— begin Provided information —
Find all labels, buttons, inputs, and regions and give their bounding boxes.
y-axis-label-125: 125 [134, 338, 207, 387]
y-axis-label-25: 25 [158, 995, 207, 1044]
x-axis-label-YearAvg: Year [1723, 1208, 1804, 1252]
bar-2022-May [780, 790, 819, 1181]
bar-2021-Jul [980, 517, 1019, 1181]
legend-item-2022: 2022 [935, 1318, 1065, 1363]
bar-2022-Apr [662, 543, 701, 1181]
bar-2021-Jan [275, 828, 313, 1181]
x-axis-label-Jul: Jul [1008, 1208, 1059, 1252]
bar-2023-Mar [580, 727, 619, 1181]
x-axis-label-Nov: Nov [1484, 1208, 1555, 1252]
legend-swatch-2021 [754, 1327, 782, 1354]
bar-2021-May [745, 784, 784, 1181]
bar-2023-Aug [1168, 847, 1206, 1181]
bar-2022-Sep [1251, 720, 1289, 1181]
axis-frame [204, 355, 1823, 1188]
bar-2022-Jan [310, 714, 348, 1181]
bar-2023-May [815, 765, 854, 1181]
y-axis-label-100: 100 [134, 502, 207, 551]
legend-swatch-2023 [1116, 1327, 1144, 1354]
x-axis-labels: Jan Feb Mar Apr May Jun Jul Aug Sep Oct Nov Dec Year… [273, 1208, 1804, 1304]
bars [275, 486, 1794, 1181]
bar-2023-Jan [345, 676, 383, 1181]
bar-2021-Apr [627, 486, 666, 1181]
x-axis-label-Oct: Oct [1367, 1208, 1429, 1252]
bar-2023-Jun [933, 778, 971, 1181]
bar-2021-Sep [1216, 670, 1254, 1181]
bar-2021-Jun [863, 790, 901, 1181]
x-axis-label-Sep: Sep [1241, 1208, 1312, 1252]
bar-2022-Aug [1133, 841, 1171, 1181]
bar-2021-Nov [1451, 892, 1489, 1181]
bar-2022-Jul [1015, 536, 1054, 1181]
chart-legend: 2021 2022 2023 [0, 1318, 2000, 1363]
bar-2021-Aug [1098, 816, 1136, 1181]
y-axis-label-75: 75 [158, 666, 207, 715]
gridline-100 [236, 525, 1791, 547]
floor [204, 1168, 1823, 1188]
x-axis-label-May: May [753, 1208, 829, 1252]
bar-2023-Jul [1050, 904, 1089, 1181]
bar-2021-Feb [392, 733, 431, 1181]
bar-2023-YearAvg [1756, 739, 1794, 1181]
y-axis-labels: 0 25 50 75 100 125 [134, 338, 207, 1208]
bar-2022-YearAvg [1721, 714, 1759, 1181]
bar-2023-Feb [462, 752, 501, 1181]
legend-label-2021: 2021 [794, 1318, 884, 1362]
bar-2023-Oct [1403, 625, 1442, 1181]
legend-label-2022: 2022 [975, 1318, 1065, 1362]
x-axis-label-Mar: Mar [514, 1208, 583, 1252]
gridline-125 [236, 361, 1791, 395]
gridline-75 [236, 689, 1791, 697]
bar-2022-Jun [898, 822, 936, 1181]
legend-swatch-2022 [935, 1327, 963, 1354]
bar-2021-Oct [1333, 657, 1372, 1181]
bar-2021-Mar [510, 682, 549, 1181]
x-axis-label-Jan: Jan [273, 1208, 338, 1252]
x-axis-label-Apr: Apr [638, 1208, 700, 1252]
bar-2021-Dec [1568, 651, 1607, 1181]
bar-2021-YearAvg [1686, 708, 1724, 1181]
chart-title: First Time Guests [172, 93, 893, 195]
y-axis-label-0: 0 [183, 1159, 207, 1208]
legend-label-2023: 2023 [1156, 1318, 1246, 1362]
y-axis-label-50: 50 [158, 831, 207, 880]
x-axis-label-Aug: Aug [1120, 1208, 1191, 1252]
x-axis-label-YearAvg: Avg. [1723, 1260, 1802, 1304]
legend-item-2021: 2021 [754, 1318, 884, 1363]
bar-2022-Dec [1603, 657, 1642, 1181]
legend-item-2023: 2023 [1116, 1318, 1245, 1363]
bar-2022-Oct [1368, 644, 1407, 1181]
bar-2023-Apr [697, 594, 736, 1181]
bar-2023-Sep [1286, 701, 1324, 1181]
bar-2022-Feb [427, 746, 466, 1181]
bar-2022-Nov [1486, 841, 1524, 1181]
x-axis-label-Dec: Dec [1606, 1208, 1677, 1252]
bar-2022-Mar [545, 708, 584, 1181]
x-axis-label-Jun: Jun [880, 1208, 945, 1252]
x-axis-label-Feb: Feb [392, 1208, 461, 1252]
— end Provided information —
### Exercise brief
Substitute "New Visitors" for "First Time Guests" throughout the data above and output every line again, keeping all other text the same.

### Answer for the task
Find all labels, buttons, inputs, and regions and give their bounding boxes.
y-axis-label-125: 125 [134, 338, 207, 387]
y-axis-label-25: 25 [158, 995, 207, 1044]
x-axis-label-YearAvg: Year [1723, 1208, 1804, 1252]
bar-2022-May [780, 790, 819, 1181]
bar-2021-Jul [980, 517, 1019, 1181]
legend-item-2022: 2022 [935, 1318, 1065, 1363]
bar-2022-Apr [662, 543, 701, 1181]
bar-2021-Jan [275, 828, 313, 1181]
x-axis-label-Jul: Jul [1008, 1208, 1059, 1252]
bar-2023-Mar [580, 727, 619, 1181]
x-axis-label-Nov: Nov [1484, 1208, 1555, 1252]
legend-swatch-2021 [754, 1327, 782, 1354]
bar-2021-May [745, 784, 784, 1181]
bar-2023-Aug [1168, 847, 1206, 1181]
bar-2022-Sep [1251, 720, 1289, 1181]
axis-frame [204, 355, 1823, 1188]
bar-2022-Jan [310, 714, 348, 1181]
bar-2023-May [815, 765, 854, 1181]
y-axis-label-100: 100 [134, 502, 207, 551]
legend-swatch-2023 [1116, 1327, 1144, 1354]
x-axis-labels: Jan Feb Mar Apr May Jun Jul Aug Sep Oct Nov Dec Year… [273, 1208, 1804, 1304]
bars [275, 486, 1794, 1181]
bar-2023-Jan [345, 676, 383, 1181]
bar-2021-Apr [627, 486, 666, 1181]
x-axis-label-Oct: Oct [1367, 1208, 1429, 1252]
bar-2023-Jun [933, 778, 971, 1181]
bar-2021-Sep [1216, 670, 1254, 1181]
bar-2021-Jun [863, 790, 901, 1181]
x-axis-label-Sep: Sep [1241, 1208, 1312, 1252]
bar-2022-Aug [1133, 841, 1171, 1181]
bar-2021-Nov [1451, 892, 1489, 1181]
bar-2022-Jul [1015, 536, 1054, 1181]
chart-legend: 2021 2022 2023 [0, 1318, 2000, 1363]
bar-2021-Aug [1098, 816, 1136, 1181]
y-axis-label-75: 75 [158, 666, 207, 715]
gridline-100 [236, 525, 1791, 547]
floor [204, 1168, 1823, 1188]
x-axis-label-May: May [753, 1208, 829, 1252]
bar-2023-Jul [1050, 904, 1089, 1181]
bar-2021-Feb [392, 733, 431, 1181]
bar-2023-YearAvg [1756, 739, 1794, 1181]
y-axis-labels: 0 25 50 75 100 125 [134, 338, 207, 1208]
bar-2022-YearAvg [1721, 714, 1759, 1181]
bar-2023-Feb [462, 752, 501, 1181]
legend-label-2021: 2021 [794, 1318, 884, 1362]
bar-2023-Oct [1403, 625, 1442, 1181]
legend-label-2022: 2022 [975, 1318, 1065, 1362]
x-axis-label-Mar: Mar [514, 1208, 583, 1252]
gridline-125 [236, 361, 1791, 395]
gridline-75 [236, 689, 1791, 697]
bar-2022-Jun [898, 822, 936, 1181]
legend-swatch-2022 [935, 1327, 963, 1354]
bar-2021-Oct [1333, 657, 1372, 1181]
bar-2021-Mar [510, 682, 549, 1181]
x-axis-label-Jan: Jan [273, 1208, 338, 1252]
x-axis-label-Apr: Apr [638, 1208, 700, 1252]
bar-2021-Dec [1568, 651, 1607, 1181]
bar-2021-YearAvg [1686, 708, 1724, 1181]
chart-title: New Visitors [172, 93, 893, 195]
y-axis-label-0: 0 [183, 1159, 207, 1208]
legend-label-2023: 2023 [1156, 1318, 1246, 1362]
y-axis-label-50: 50 [158, 831, 207, 880]
x-axis-label-Aug: Aug [1120, 1208, 1191, 1252]
x-axis-label-YearAvg: Avg. [1723, 1260, 1802, 1304]
legend-item-2021: 2021 [754, 1318, 884, 1363]
bar-2022-Dec [1603, 657, 1642, 1181]
legend-item-2023: 2023 [1116, 1318, 1245, 1363]
bar-2022-Oct [1368, 644, 1407, 1181]
bar-2023-Apr [697, 594, 736, 1181]
bar-2023-Sep [1286, 701, 1324, 1181]
bar-2022-Feb [427, 746, 466, 1181]
bar-2022-Nov [1486, 841, 1524, 1181]
x-axis-label-Dec: Dec [1606, 1208, 1677, 1252]
bar-2022-Mar [545, 708, 584, 1181]
x-axis-label-Jun: Jun [880, 1208, 945, 1252]
x-axis-label-Feb: Feb [392, 1208, 461, 1252]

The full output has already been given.